START Data for this task
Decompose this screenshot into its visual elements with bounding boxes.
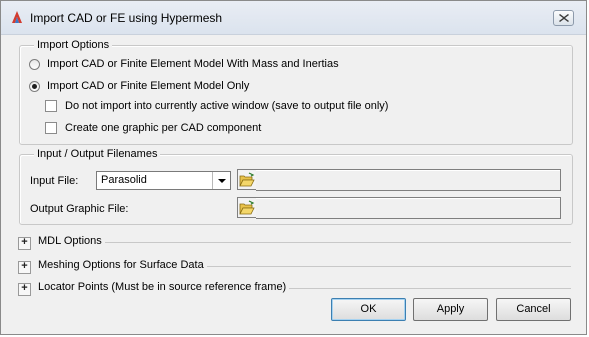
expand-meshing-options-button[interactable]: + bbox=[18, 261, 31, 274]
expand-mdl-options-button[interactable]: + bbox=[18, 237, 31, 250]
filenames-legend: Input / Output Filenames bbox=[34, 148, 161, 161]
altair-logo-icon bbox=[9, 9, 25, 25]
mdl-options-label[interactable]: MDL Options bbox=[38, 235, 105, 247]
input-format-dropdown[interactable]: Parasolid bbox=[96, 171, 231, 190]
ok-button[interactable]: OK bbox=[331, 298, 406, 321]
close-icon bbox=[559, 14, 569, 22]
output-file-label: Output Graphic File: bbox=[30, 203, 129, 215]
radio-mass-label: Import CAD or Finite Element Model With … bbox=[47, 58, 339, 70]
checkbox-graphic-per-component[interactable]: Create one graphic per CAD component bbox=[45, 121, 261, 135]
checkbox-no-import-active-window[interactable]: Do not import into currently active wind… bbox=[45, 99, 388, 113]
apply-button[interactable]: Apply bbox=[413, 298, 488, 321]
input-file-path-field[interactable] bbox=[256, 169, 561, 191]
radio-import-with-mass[interactable]: Import CAD or Finite Element Model With … bbox=[29, 57, 339, 71]
folder-open-icon bbox=[239, 200, 255, 215]
radio-button-mass[interactable] bbox=[29, 58, 40, 70]
radio-only-label: Import CAD or Finite Element Model Only bbox=[47, 80, 250, 92]
import-cad-dialog: Import CAD or FE using Hypermesh Import … bbox=[0, 0, 587, 335]
checkbox-no-import-label: Do not import into currently active wind… bbox=[65, 100, 389, 112]
section-divider bbox=[38, 242, 571, 243]
checkbox-graphic-label: Create one graphic per CAD component bbox=[65, 122, 262, 134]
radio-button-only[interactable] bbox=[29, 80, 40, 92]
import-options-legend: Import Options bbox=[34, 39, 113, 52]
checkbox-graphic[interactable] bbox=[45, 122, 57, 134]
input-file-label: Input File: bbox=[30, 175, 79, 187]
window-title: Import CAD or FE using Hypermesh bbox=[30, 11, 223, 25]
checkbox-no-import[interactable] bbox=[45, 100, 57, 112]
chevron-down-icon[interactable] bbox=[212, 172, 230, 189]
output-file-path-field[interactable] bbox=[256, 197, 561, 219]
expand-locator-points-button[interactable]: + bbox=[18, 283, 31, 296]
locator-points-label[interactable]: Locator Points (Must be in source refere… bbox=[38, 281, 290, 293]
output-file-browse-button[interactable] bbox=[237, 197, 257, 218]
input-format-value: Parasolid bbox=[101, 174, 147, 186]
input-file-browse-button[interactable] bbox=[237, 169, 257, 190]
meshing-options-label[interactable]: Meshing Options for Surface Data bbox=[38, 259, 207, 271]
title-bar: Import CAD or FE using Hypermesh bbox=[1, 1, 586, 35]
cancel-button[interactable]: Cancel bbox=[496, 298, 571, 321]
close-button[interactable] bbox=[553, 10, 574, 26]
radio-import-only[interactable]: Import CAD or Finite Element Model Only bbox=[29, 79, 249, 93]
folder-open-icon bbox=[239, 172, 255, 187]
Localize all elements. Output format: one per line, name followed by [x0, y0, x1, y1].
END Data for this task
Reproduce the records above with every "Parasolid" swapped for "STEP" and all other text left unchanged. Omit the pictures.

Decompose this screenshot into its visual elements with bounding boxes.
expand-meshing-options-button[interactable]: + bbox=[18, 261, 31, 274]
expand-mdl-options-button[interactable]: + bbox=[18, 237, 31, 250]
filenames-legend: Input / Output Filenames bbox=[34, 148, 161, 161]
altair-logo-icon bbox=[9, 9, 25, 25]
mdl-options-label[interactable]: MDL Options bbox=[38, 235, 105, 247]
input-format-dropdown[interactable]: STEP bbox=[96, 171, 231, 190]
ok-button[interactable]: OK bbox=[331, 298, 406, 321]
close-icon bbox=[559, 14, 569, 22]
output-file-label: Output Graphic File: bbox=[30, 203, 129, 215]
radio-mass-label: Import CAD or Finite Element Model With … bbox=[47, 58, 339, 70]
checkbox-graphic-per-component[interactable]: Create one graphic per CAD component bbox=[45, 121, 261, 135]
checkbox-no-import-active-window[interactable]: Do not import into currently active wind… bbox=[45, 99, 388, 113]
apply-button[interactable]: Apply bbox=[413, 298, 488, 321]
input-file-path-field[interactable] bbox=[256, 169, 561, 191]
radio-import-with-mass[interactable]: Import CAD or Finite Element Model With … bbox=[29, 57, 339, 71]
folder-open-icon bbox=[239, 200, 255, 215]
radio-button-mass[interactable] bbox=[29, 58, 40, 70]
radio-only-label: Import CAD or Finite Element Model Only bbox=[47, 80, 250, 92]
import-cad-dialog: Import CAD or FE using Hypermesh Import … bbox=[0, 0, 587, 335]
checkbox-no-import-label: Do not import into currently active wind… bbox=[65, 100, 389, 112]
section-divider bbox=[38, 242, 571, 243]
checkbox-graphic-label: Create one graphic per CAD component bbox=[65, 122, 262, 134]
radio-button-only[interactable] bbox=[29, 80, 40, 92]
import-options-legend: Import Options bbox=[34, 39, 113, 52]
checkbox-graphic[interactable] bbox=[45, 122, 57, 134]
input-file-label: Input File: bbox=[30, 175, 79, 187]
window-title: Import CAD or FE using Hypermesh bbox=[30, 11, 223, 25]
checkbox-no-import[interactable] bbox=[45, 100, 57, 112]
chevron-down-icon[interactable] bbox=[212, 172, 230, 189]
output-file-path-field[interactable] bbox=[256, 197, 561, 219]
expand-locator-points-button[interactable]: + bbox=[18, 283, 31, 296]
locator-points-label[interactable]: Locator Points (Must be in source refere… bbox=[38, 281, 290, 293]
output-file-browse-button[interactable] bbox=[237, 197, 257, 218]
input-format-value: STEP bbox=[101, 174, 147, 186]
input-file-browse-button[interactable] bbox=[237, 169, 257, 190]
meshing-options-label[interactable]: Meshing Options for Surface Data bbox=[38, 259, 207, 271]
title-bar: Import CAD or FE using Hypermesh bbox=[1, 1, 586, 35]
cancel-button[interactable]: Cancel bbox=[496, 298, 571, 321]
close-button[interactable] bbox=[553, 10, 574, 26]
radio-import-only[interactable]: Import CAD or Finite Element Model Only bbox=[29, 79, 249, 93]
folder-open-icon bbox=[239, 172, 255, 187]
Localize all elements. Output format: one per line, name followed by [x0, y0, x1, y1].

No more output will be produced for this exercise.